課題内容 — 水俣病と「水俣友の集い」を取り上げた社説を、最後の文の後から書き継いでください。

〈社説〉 2024・1・19 第1回「水俣友の集い」50周年2024年1月19日

創価の哲学は分断を超える

 「公害の原点」とされる水俣病を巡り、患者や家族の苦しみは今も続いている。人々が生きる希望を持つ。そこに創価学会の使命がある。水俣の蘇生に駆けた同志の軌跡は、そのことを物語っている。
 今月21日、熊本・水俣文化会館では「水俣友の集い」が行われる。1974年(昭和49年)1月24日の第1回から、50周年を刻む。
 メチル水銀を含む工場廃水による環境汚染が引き起こした水俣病は、四肢の感覚障害や運動失調、言語障害等をもたらし、胎児にも影響を及ぼした。
 水俣市は、原因となった工場の“企業城下町”だったこともあり、被害者の声は、長い間、放置されていた。問題が表面化するにつれ、“加害者と被害者”“行政と市民”といった分断が生まれ、地域社会は疲弊していった。

提供データ —
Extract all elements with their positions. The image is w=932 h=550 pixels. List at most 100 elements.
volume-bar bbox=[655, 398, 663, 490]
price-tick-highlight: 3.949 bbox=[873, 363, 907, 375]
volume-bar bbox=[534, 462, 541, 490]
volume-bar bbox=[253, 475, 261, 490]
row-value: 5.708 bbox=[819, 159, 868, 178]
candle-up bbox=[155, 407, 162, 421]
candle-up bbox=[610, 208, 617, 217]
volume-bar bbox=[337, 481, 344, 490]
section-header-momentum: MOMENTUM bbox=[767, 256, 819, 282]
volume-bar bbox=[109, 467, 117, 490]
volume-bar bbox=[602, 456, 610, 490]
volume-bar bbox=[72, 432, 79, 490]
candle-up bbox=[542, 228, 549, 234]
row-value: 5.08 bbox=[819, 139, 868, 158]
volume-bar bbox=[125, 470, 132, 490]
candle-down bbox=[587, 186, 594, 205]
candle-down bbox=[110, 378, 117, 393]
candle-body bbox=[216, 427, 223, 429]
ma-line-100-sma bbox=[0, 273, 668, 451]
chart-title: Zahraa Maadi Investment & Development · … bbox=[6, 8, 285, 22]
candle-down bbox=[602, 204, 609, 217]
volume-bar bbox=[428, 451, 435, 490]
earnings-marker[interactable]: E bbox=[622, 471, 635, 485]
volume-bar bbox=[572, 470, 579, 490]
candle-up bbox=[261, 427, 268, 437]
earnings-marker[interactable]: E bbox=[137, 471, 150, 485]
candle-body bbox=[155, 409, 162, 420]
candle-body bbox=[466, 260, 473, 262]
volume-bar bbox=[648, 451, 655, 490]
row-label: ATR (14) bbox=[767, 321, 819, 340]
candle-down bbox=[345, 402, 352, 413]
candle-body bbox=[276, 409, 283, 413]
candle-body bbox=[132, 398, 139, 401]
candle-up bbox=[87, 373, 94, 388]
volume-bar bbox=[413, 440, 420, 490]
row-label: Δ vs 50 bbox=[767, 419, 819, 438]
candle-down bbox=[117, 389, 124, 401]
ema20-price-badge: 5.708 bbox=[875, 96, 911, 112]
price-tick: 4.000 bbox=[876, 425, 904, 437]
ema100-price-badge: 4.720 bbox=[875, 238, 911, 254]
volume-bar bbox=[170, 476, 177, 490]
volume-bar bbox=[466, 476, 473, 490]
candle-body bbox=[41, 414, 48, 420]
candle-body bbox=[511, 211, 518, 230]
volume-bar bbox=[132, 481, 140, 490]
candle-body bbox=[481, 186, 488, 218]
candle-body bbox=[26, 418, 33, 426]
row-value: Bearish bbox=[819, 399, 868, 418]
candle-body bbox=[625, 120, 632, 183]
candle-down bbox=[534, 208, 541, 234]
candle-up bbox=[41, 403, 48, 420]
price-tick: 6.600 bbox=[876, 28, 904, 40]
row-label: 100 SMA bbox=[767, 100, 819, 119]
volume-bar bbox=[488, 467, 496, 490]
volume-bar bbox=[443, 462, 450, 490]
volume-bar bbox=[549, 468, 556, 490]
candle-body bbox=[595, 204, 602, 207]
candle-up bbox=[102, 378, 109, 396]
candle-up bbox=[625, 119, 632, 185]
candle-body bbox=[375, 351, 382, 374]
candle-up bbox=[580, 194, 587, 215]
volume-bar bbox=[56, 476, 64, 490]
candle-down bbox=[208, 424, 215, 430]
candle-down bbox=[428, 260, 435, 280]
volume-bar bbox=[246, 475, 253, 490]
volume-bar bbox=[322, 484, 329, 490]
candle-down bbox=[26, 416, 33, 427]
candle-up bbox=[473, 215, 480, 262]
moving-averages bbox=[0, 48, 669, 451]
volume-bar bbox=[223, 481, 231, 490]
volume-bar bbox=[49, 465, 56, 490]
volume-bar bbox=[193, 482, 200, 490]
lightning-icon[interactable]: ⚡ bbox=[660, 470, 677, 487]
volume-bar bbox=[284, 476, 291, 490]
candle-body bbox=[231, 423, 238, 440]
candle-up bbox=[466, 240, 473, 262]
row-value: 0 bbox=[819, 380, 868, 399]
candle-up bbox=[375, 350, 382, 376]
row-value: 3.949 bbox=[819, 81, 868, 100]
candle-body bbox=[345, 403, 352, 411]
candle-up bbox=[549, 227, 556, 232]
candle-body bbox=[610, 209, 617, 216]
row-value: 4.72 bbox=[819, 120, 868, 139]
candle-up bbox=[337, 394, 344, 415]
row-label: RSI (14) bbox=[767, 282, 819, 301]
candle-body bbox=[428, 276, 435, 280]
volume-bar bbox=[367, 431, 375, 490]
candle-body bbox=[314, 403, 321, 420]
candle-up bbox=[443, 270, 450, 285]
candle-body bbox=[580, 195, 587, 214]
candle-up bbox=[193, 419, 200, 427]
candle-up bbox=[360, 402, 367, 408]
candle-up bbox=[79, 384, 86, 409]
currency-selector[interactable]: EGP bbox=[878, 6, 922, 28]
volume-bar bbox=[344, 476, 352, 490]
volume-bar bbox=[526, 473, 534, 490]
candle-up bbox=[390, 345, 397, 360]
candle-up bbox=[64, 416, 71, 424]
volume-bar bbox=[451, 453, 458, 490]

出力結果 —
 しかし、そんな中でも、創価の人間共和の連帯は、人と人の絆を結び広げていった。座談会では、加害者となった企業の従業員と患者が励まし合い、対話に歩く姿も見られた。
 第1回「水俣友の集い」に出席した池田先生は、「皆さんは、この水俣の地にあって、『人間革命』即『社会の宿命転換』の原理を、証明していっていただきたい」と願った。
 以来、友は毎年、この日に向けて地域広布の歩みを進めてきた。
 対立から対話へ――その転機となったのは、94年(平成6年)のことだ。吉井正澄水俣市長(当時)が行政として、初めて水俣病問題に関して陳謝した。
 現在、環境と経済が調和した「SDGs未来都市」として発展する水俣市。差異や立場を超えて、市民が語り合い、協働する取り組みは「もやい直し」と呼ばれ、まちづくりに欠かせない要因となっている。それは、宿命を使命に転じて、他者に寄り添う創価の励まし運動と深く響き合う。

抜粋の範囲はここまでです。